[Start of MATERIALS PROVIDED]

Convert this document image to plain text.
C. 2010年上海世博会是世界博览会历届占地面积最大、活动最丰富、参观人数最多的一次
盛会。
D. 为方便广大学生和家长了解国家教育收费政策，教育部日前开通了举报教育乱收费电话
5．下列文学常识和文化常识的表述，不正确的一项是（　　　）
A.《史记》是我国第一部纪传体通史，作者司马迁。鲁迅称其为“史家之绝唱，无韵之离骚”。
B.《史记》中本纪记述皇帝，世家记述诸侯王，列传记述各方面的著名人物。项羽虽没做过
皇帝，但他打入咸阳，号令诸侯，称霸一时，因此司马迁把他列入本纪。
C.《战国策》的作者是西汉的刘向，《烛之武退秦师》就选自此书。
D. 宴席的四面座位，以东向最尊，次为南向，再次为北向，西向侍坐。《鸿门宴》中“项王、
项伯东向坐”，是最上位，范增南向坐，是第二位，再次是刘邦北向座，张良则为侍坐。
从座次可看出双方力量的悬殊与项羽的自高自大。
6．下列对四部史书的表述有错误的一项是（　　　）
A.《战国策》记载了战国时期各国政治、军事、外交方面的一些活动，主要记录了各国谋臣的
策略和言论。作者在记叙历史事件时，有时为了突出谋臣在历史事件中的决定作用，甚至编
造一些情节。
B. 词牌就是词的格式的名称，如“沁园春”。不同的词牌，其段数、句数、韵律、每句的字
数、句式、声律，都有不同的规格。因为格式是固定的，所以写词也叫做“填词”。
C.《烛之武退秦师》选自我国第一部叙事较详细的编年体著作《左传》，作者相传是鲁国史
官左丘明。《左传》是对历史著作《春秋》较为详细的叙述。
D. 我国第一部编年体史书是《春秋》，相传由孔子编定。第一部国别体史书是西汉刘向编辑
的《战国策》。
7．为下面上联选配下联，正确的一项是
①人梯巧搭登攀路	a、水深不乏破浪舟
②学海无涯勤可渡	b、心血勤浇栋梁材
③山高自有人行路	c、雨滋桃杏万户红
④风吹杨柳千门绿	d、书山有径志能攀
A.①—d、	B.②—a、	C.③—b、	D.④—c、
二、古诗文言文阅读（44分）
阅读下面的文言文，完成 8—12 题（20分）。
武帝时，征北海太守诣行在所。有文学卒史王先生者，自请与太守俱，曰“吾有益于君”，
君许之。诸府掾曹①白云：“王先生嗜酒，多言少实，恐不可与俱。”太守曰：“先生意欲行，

[End of MATERIALS PROVIDED]

Gather from the data above every line with the string "烛之武退秦师".

COMPLETE ANSWER:
C.《战国策》的作者是西汉的刘向，《烛之武退秦师》就选自此书。
C.《烛之武退秦师》选自我国第一部叙事较详细的编年体著作《左传》，作者相传是鲁国史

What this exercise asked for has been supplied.